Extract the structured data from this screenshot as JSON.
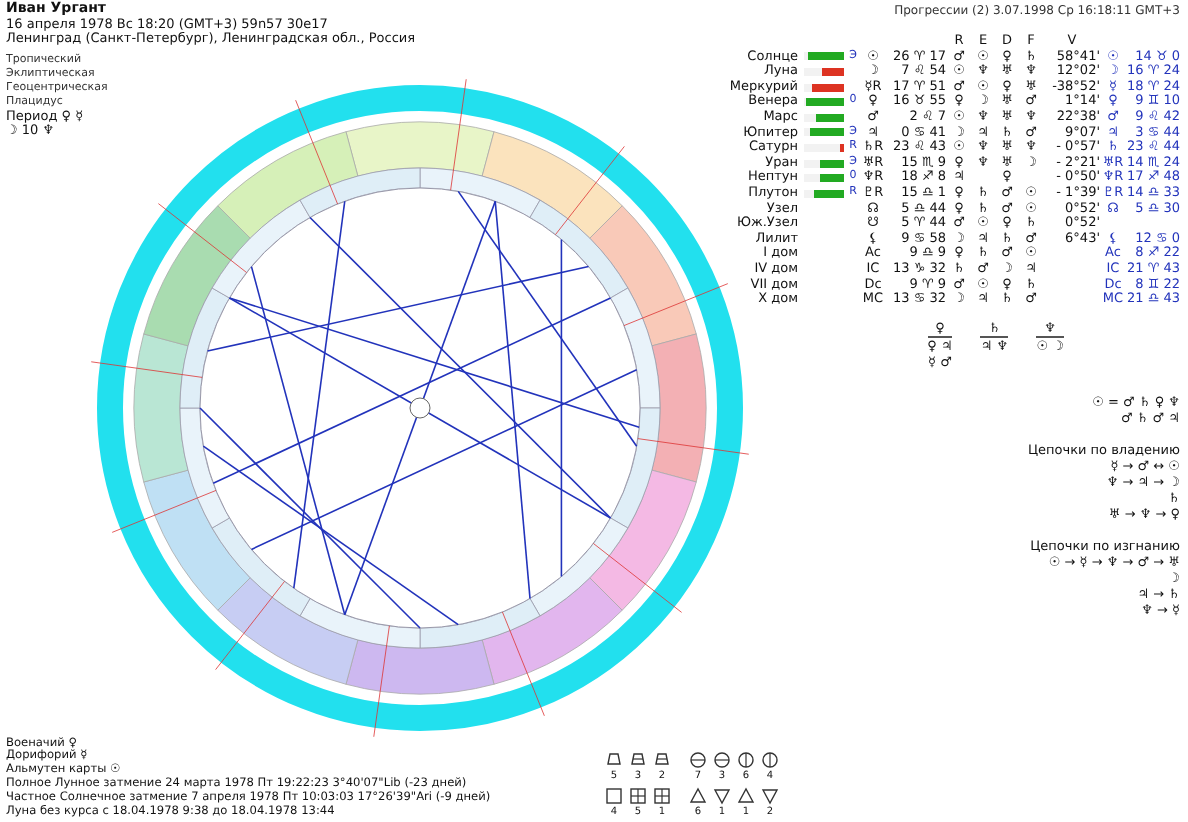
{
  "person": {
    "name": "Иван Ургант",
    "birth": "16 апреля 1978  Вс  18:20 (GMT+3) 59n57  30e17",
    "place": "Ленинград (Санкт-Петербург), Ленинградская обл., Россия"
  },
  "settings": [
    "Тропический",
    "Эклиптическая",
    "Геоцентрическая",
    "Плацидус"
  ],
  "period": {
    "label": "Период",
    "value": "♀ ☿"
  },
  "moon_day": "☽ 10 ♆",
  "progression_title": "Прогрессии (2)  3.07.1998  Ср 16:18:11 GMT+3",
  "table": {
    "columns": [
      "R",
      "E",
      "D",
      "F",
      "V"
    ],
    "rows": [
      {
        "name": "Солнце",
        "level": 0.9,
        "color": "#22aa22",
        "status": "Э",
        "glyph": "☉",
        "position": "26 ♈ 17",
        "r": "♂",
        "e": "☉",
        "d": "♀",
        "f": "♄",
        "v": "58°41'",
        "p_glyph": "☉",
        "p_position": "14 ♉ 0"
      },
      {
        "name": "Луна",
        "level": 0.55,
        "color": "#dd3322",
        "glyph": "☽",
        "position": "7 ♌ 54",
        "r": "☉",
        "e": "♆",
        "d": "♅",
        "f": "♆",
        "v": "12°02'",
        "p_glyph": "☽",
        "p_position": "16 ♈ 24"
      },
      {
        "name": "Меркурий",
        "level": 0.8,
        "color": "#dd3322",
        "glyph": "☿R",
        "position": "17 ♈ 51",
        "r": "♂",
        "e": "☉",
        "d": "♀",
        "f": "♅",
        "v": "-38°52'",
        "p_glyph": "☿",
        "p_position": "18 ♈ 24"
      },
      {
        "name": "Венера",
        "level": 0.95,
        "color": "#22aa22",
        "status": "0",
        "glyph": "♀",
        "position": "16 ♉ 55",
        "r": "♀",
        "e": "☽",
        "d": "♅",
        "f": "♂",
        "v": "1°14'",
        "p_glyph": "♀",
        "p_position": "9 ♊ 10"
      },
      {
        "name": "Марс",
        "level": 0.7,
        "color": "#22aa22",
        "glyph": "♂",
        "position": "2 ♌ 7",
        "r": "☉",
        "e": "♆",
        "d": "♅",
        "f": "♆",
        "v": "22°38'",
        "p_glyph": "♂",
        "p_position": "9 ♌ 42"
      },
      {
        "name": "Юпитер",
        "level": 0.85,
        "color": "#22aa22",
        "status": "Э",
        "glyph": "♃",
        "position": "0 ♋ 41",
        "r": "☽",
        "e": "♃",
        "d": "♄",
        "f": "♂",
        "v": "9°07'",
        "p_glyph": "♃",
        "p_position": "3 ♋ 44"
      },
      {
        "name": "Сатурн",
        "level": 0.1,
        "color": "#dd3322",
        "status": "R",
        "glyph": "♄R",
        "position": "23 ♌ 43",
        "r": "☉",
        "e": "♆",
        "d": "♅",
        "f": "♆",
        "v": "- 0°57'",
        "p_glyph": "♄",
        "p_position": "23 ♌ 44"
      },
      {
        "name": "Уран",
        "level": 0.6,
        "color": "#22aa22",
        "status": "Э",
        "glyph": "♅R",
        "position": "15 ♏ 9",
        "r": "♀",
        "e": "♆",
        "d": "♅",
        "f": "☽",
        "v": "- 2°21'",
        "p_glyph": "♅R",
        "p_position": "14 ♏ 24"
      },
      {
        "name": "Нептун",
        "level": 0.6,
        "color": "#22aa22",
        "status": "0",
        "glyph": "♆R",
        "position": "18 ♐ 8",
        "r": "♃",
        "e": "",
        "d": "♀",
        "f": "",
        "v": "- 0°50'",
        "p_glyph": "♆R",
        "p_position": "17 ♐ 48"
      },
      {
        "name": "Плутон",
        "level": 0.75,
        "color": "#22aa22",
        "status": "R",
        "glyph": "♇R",
        "position": "15 ♎ 1",
        "r": "♀",
        "e": "♄",
        "d": "♂",
        "f": "☉",
        "v": "- 1°39'",
        "p_glyph": "♇R",
        "p_position": "14 ♎ 33"
      },
      {
        "name": "Узел",
        "glyph": "☊",
        "position": "5 ♎ 44",
        "r": "♀",
        "e": "♄",
        "d": "♂",
        "f": "☉",
        "v": "0°52'",
        "p_glyph": "☊",
        "p_position": "5 ♎ 30"
      },
      {
        "name": "Юж.Узел",
        "glyph": "☋",
        "position": "5 ♈ 44",
        "r": "♂",
        "e": "☉",
        "d": "♀",
        "f": "♄",
        "v": "0°52'"
      },
      {
        "name": "Лилит",
        "glyph": "⚸",
        "position": "9 ♋ 58",
        "r": "☽",
        "e": "♃",
        "d": "♄",
        "f": "♂",
        "v": "6°43'",
        "p_glyph": "⚸",
        "p_position": "12 ♋ 0"
      },
      {
        "name": "I дом",
        "glyph": "Ac",
        "position": "9 ♎ 9",
        "r": "♀",
        "e": "♄",
        "d": "♂",
        "f": "☉",
        "p_glyph": "Ac",
        "p_position": "8 ♐ 22"
      },
      {
        "name": "IV дом",
        "glyph": "IC",
        "position": "13 ♑ 32",
        "r": "♄",
        "e": "♂",
        "d": "☽",
        "f": "♃",
        "p_glyph": "IC",
        "p_position": "21 ♈ 43"
      },
      {
        "name": "VII дом",
        "glyph": "Dc",
        "position": "9 ♈ 9",
        "r": "♂",
        "e": "☉",
        "d": "♀",
        "f": "♄",
        "p_glyph": "Dc",
        "p_position": "8 ♊ 22"
      },
      {
        "name": "X дом",
        "glyph": "MC",
        "position": "13 ♋ 32",
        "r": "☽",
        "e": "♃",
        "d": "♄",
        "f": "♂",
        "p_glyph": "MC",
        "p_position": "21 ♎ 43"
      }
    ]
  },
  "dispositors": [
    {
      "top": "♀",
      "bottom": [
        "♀ ♃",
        "☿ ♂"
      ]
    },
    {
      "top": "♄",
      "bottom": [
        "♃ ♆"
      ]
    },
    {
      "top": "♆",
      "bottom": [
        "☉ ☽"
      ]
    }
  ],
  "relations": [
    "☉ = ♂ ♄ ♀ ♆",
    "♂ ♄ ♂ ♃"
  ],
  "chains": [
    {
      "title": "Цепочки по владению",
      "lines": [
        "☿ → ♂ ↔ ☉",
        "♆ → ♃ → ☽",
        "♄",
        "♅ → ♆ → ♀"
      ]
    },
    {
      "title": "Цепочки по изгнанию",
      "lines": [
        "☉ → ☿ → ♆ → ♂ → ♅",
        "☽",
        "♃ → ♄",
        "♆ → ☿"
      ]
    }
  ],
  "counts": [
    [
      "5",
      "3",
      "2"
    ],
    [
      "7",
      "3",
      "6",
      "4"
    ],
    [
      "4",
      "5",
      "1"
    ],
    [
      "6",
      "1",
      "1",
      "2"
    ]
  ],
  "notes": [
    "Военачий ♀",
    "Дорифорий ☿",
    "Альмутен карты ☉",
    "Полное Лунное затмение 24 марта 1978 Пт 19:22:23  3°40'07\"Lib (-23 дней)",
    "Частное Солнечное затмение 7 апреля 1978 Пт 10:03:03 17°26'39\"Ari (-9 дней)",
    "Луна без курса с 18.04.1978  9:38 до 18.04.1978 13:44"
  ]
}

----------------------------------------

- Your task:
Transcribe each entry precisely as given, leaving the pictures out.

- Task solution:
Extract the structured data from this screenshot as JSON.
{
  "person": {
    "name": "Иван Ургант",
    "birth": "16 апреля 1978  Вс  18:20 (GMT+3) 59n57  30e17",
    "place": "Ленинград (Санкт-Петербург), Ленинградская обл., Россия"
  },
  "settings": [
    "Тропический",
    "Эклиптическая",
    "Геоцентрическая",
    "Плацидус"
  ],
  "period": {
    "label": "Период",
    "value": "♀ ☿"
  },
  "moon_day": "☽ 10 ♆",
  "progression_title": "Прогрессии (2)  3.07.1998  Ср 16:18:11 GMT+3",
  "table": {
    "columns": [
      "R",
      "E",
      "D",
      "F",
      "V"
    ],
    "rows": [
      {
        "name": "Солнце",
        "level": 0.9,
        "color": "#22aa22",
        "status": "Э",
        "glyph": "☉",
        "position": "26 ♈ 17",
        "r": "♂",
        "e": "☉",
        "d": "♀",
        "f": "♄",
        "v": "58°41'",
        "p_glyph": "☉",
        "p_position": "14 ♉ 0"
      },
      {
        "name": "Луна",
        "level": 0.55,
        "color": "#dd3322",
        "glyph": "☽",
        "position": "7 ♌ 54",
        "r": "☉",
        "e": "♆",
        "d": "♅",
        "f": "♆",
        "v": "12°02'",
        "p_glyph": "☽",
        "p_position": "16 ♈ 24"
      },
      {
        "name": "Меркурий",
        "level": 0.8,
        "color": "#dd3322",
        "glyph": "☿R",
        "position": "17 ♈ 51",
        "r": "♂",
        "e": "☉",
        "d": "♀",
        "f": "♅",
        "v": "-38°52'",
        "p_glyph": "☿",
        "p_position": "18 ♈ 24"
      },
      {
        "name": "Венера",
        "level": 0.95,
        "color": "#22aa22",
        "status": "0",
        "glyph": "♀",
        "position": "16 ♉ 55",
        "r": "♀",
        "e": "☽",
        "d": "♅",
        "f": "♂",
        "v": "1°14'",
        "p_glyph": "♀",
        "p_position": "9 ♊ 10"
      },
      {
        "name": "Марс",
        "level": 0.7,
        "color": "#22aa22",
        "glyph": "♂",
        "position": "2 ♌ 7",
        "r": "☉",
        "e": "♆",
        "d": "♅",
        "f": "♆",
        "v": "22°38'",
        "p_glyph": "♂",
        "p_position": "9 ♌ 42"
      },
      {
        "name": "Юпитер",
        "level": 0.85,
        "color": "#22aa22",
        "status": "Э",
        "glyph": "♃",
        "position": "0 ♋ 41",
        "r": "☽",
        "e": "♃",
        "d": "♄",
        "f": "♂",
        "v": "9°07'",
        "p_glyph": "♃",
        "p_position": "3 ♋ 44"
      },
      {
        "name": "Сатурн",
        "level": 0.1,
        "color": "#dd3322",
        "status": "R",
        "glyph": "♄R",
        "position": "23 ♌ 43",
        "r": "☉",
        "e": "♆",
        "d": "♅",
        "f": "♆",
        "v": "- 0°57'",
        "p_glyph": "♄",
        "p_position": "23 ♌ 44"
      },
      {
        "name": "Уран",
        "level": 0.6,
        "color": "#22aa22",
        "status": "Э",
        "glyph": "♅R",
        "position": "15 ♏ 9",
        "r": "♀",
        "e": "♆",
        "d": "♅",
        "f": "☽",
        "v": "- 2°21'",
        "p_glyph": "♅R",
        "p_position": "14 ♏ 24"
      },
      {
        "name": "Нептун",
        "level": 0.6,
        "color": "#22aa22",
        "status": "0",
        "glyph": "♆R",
        "position": "18 ♐ 8",
        "r": "♃",
        "e": "",
        "d": "♀",
        "f": "",
        "v": "- 0°50'",
        "p_glyph": "♆R",
        "p_position": "17 ♐ 48"
      },
      {
        "name": "Плутон",
        "level": 0.75,
        "color": "#22aa22",
        "status": "R",
        "glyph": "♇R",
        "position": "15 ♎ 1",
        "r": "♀",
        "e": "♄",
        "d": "♂",
        "f": "☉",
        "v": "- 1°39'",
        "p_glyph": "♇R",
        "p_position": "14 ♎ 33"
      },
      {
        "name": "Узел",
        "glyph": "☊",
        "position": "5 ♎ 44",
        "r": "♀",
        "e": "♄",
        "d": "♂",
        "f": "☉",
        "v": "0°52'",
        "p_glyph": "☊",
        "p_position": "5 ♎ 30"
      },
      {
        "name": "Юж.Узел",
        "glyph": "☋",
        "position": "5 ♈ 44",
        "r": "♂",
        "e": "☉",
        "d": "♀",
        "f": "♄",
        "v": "0°52'"
      },
      {
        "name": "Лилит",
        "glyph": "⚸",
        "position": "9 ♋ 58",
        "r": "☽",
        "e": "♃",
        "d": "♄",
        "f": "♂",
        "v": "6°43'",
        "p_glyph": "⚸",
        "p_position": "12 ♋ 0"
      },
      {
        "name": "I дом",
        "glyph": "Ac",
        "position": "9 ♎ 9",
        "r": "♀",
        "e": "♄",
        "d": "♂",
        "f": "☉",
        "p_glyph": "Ac",
        "p_position": "8 ♐ 22"
      },
      {
        "name": "IV дом",
        "glyph": "IC",
        "position": "13 ♑ 32",
        "r": "♄",
        "e": "♂",
        "d": "☽",
        "f": "♃",
        "p_glyph": "IC",
        "p_position": "21 ♈ 43"
      },
      {
        "name": "VII дом",
        "glyph": "Dc",
        "position": "9 ♈ 9",
        "r": "♂",
        "e": "☉",
        "d": "♀",
        "f": "♄",
        "p_glyph": "Dc",
        "p_position": "8 ♊ 22"
      },
      {
        "name": "X дом",
        "glyph": "MC",
        "position": "13 ♋ 32",
        "r": "☽",
        "e": "♃",
        "d": "♄",
        "f": "♂",
        "p_glyph": "MC",
        "p_position": "21 ♎ 43"
      }
    ]
  },
  "dispositors": [
    {
      "top": "♀",
      "bottom": [
        "♀ ♃",
        "☿ ♂"
      ]
    },
    {
      "top": "♄",
      "bottom": [
        "♃ ♆"
      ]
    },
    {
      "top": "♆",
      "bottom": [
        "☉ ☽"
      ]
    }
  ],
  "relations": [
    "☉ = ♂ ♄ ♀ ♆",
    "♂ ♄ ♂ ♃"
  ],
  "chains": [
    {
      "title": "Цепочки по владению",
      "lines": [
        "☿ → ♂ ↔ ☉",
        "♆ → ♃ → ☽",
        "♄",
        "♅ → ♆ → ♀"
      ]
    },
    {
      "title": "Цепочки по изгнанию",
      "lines": [
        "☉ → ☿ → ♆ → ♂ → ♅",
        "☽",
        "♃ → ♄",
        "♆ → ☿"
      ]
    }
  ],
  "counts": [
    [
      "5",
      "3",
      "2"
    ],
    [
      "7",
      "3",
      "6",
      "4"
    ],
    [
      "4",
      "5",
      "1"
    ],
    [
      "6",
      "1",
      "1",
      "2"
    ]
  ],
  "notes": [
    "Военачий ♀",
    "Дорифорий ☿",
    "Альмутен карты ☉",
    "Полное Лунное затмение 24 марта 1978 Пт 19:22:23  3°40'07\"Lib (-23 дней)",
    "Частное Солнечное затмение 7 апреля 1978 Пт 10:03:03 17°26'39\"Ari (-9 дней)",
    "Луна без курса с 18.04.1978  9:38 до 18.04.1978 13:44"
  ]
}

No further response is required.